◆ LISTING:
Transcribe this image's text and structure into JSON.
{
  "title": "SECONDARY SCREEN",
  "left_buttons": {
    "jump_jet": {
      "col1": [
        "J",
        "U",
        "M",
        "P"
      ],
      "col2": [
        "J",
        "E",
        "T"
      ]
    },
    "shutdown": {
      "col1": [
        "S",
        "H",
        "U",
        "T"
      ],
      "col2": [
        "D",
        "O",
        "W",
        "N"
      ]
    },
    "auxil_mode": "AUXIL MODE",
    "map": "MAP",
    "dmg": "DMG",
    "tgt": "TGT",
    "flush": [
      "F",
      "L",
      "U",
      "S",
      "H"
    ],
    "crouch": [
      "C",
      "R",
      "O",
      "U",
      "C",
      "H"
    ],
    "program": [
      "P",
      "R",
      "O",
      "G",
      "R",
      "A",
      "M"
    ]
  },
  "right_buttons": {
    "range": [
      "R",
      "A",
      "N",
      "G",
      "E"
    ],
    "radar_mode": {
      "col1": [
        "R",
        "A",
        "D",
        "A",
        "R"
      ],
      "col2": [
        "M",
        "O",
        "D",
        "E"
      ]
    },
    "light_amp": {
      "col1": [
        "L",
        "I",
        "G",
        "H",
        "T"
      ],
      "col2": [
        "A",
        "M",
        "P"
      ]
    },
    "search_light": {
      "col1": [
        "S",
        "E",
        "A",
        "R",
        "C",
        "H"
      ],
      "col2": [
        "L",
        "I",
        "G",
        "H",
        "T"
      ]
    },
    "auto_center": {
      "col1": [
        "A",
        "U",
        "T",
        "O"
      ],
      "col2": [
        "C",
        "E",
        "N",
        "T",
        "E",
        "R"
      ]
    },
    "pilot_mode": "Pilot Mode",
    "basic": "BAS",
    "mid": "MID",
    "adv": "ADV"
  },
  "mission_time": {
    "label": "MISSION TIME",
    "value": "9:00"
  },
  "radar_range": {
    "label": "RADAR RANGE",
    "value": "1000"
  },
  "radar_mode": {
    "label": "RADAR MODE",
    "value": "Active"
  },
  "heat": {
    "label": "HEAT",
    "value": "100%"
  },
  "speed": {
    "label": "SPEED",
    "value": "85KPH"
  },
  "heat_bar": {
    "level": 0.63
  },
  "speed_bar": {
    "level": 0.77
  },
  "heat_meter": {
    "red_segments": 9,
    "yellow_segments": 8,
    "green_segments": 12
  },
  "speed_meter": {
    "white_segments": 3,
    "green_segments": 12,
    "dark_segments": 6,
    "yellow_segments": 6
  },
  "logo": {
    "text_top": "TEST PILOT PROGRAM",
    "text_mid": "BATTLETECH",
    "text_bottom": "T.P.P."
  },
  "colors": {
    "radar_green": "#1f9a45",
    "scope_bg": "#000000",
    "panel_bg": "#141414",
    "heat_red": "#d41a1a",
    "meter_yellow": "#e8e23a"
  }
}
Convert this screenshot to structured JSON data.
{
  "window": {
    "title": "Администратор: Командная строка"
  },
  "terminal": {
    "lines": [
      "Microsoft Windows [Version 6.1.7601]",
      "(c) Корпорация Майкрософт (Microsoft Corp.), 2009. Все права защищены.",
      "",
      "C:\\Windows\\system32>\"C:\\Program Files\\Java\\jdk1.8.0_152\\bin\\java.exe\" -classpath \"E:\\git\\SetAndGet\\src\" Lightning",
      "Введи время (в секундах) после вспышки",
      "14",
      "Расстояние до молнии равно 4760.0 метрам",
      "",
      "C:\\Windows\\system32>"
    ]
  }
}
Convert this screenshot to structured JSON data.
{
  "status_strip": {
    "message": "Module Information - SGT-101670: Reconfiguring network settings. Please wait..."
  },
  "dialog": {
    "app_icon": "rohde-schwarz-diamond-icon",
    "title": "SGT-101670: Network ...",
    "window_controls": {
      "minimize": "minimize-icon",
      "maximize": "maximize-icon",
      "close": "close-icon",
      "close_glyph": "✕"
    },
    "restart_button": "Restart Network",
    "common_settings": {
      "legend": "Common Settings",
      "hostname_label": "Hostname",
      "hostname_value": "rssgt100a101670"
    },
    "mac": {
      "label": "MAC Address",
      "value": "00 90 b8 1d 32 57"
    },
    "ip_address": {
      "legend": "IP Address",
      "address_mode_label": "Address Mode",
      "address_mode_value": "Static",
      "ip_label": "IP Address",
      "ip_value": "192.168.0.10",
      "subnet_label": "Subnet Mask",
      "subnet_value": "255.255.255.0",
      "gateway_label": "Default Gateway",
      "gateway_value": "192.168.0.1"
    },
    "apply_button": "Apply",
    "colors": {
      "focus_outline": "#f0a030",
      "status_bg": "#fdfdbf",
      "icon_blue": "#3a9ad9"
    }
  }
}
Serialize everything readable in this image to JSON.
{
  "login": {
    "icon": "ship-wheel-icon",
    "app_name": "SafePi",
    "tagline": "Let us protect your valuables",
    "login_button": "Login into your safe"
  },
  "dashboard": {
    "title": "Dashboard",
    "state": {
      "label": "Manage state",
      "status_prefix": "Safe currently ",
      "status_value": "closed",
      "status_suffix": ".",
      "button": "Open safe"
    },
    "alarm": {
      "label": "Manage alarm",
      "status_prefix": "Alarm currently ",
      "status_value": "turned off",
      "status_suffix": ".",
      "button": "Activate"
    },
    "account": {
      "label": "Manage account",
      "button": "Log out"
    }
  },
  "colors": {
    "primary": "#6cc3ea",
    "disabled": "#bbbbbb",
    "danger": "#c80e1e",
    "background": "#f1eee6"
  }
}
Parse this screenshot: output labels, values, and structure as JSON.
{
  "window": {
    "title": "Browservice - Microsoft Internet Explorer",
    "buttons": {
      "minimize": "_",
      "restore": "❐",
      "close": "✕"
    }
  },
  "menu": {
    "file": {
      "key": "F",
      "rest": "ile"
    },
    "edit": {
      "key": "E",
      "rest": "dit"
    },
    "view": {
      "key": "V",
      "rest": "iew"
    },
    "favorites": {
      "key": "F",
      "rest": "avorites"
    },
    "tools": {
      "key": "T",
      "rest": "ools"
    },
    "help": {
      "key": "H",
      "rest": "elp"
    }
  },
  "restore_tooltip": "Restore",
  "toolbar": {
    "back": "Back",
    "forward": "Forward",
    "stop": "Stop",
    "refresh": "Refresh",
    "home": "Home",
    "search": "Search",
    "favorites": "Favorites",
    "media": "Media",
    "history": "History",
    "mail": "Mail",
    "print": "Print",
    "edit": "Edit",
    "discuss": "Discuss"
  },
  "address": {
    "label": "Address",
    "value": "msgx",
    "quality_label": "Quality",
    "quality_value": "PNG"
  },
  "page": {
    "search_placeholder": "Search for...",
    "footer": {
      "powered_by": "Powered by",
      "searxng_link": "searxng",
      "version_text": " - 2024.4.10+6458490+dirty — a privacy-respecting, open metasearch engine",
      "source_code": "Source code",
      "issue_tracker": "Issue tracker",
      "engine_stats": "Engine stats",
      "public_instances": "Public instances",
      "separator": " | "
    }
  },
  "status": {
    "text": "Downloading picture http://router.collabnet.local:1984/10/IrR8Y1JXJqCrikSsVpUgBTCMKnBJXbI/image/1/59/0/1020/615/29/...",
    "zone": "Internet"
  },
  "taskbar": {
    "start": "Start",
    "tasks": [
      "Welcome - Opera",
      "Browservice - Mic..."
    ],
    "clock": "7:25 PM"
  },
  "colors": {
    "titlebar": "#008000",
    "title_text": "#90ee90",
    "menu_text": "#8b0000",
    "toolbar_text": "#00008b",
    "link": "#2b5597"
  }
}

◆ GIVEN TASK:
Count every line above that holds the string "into" and give the total, nothing more.

◆ COMPLETE OUTPUT:
2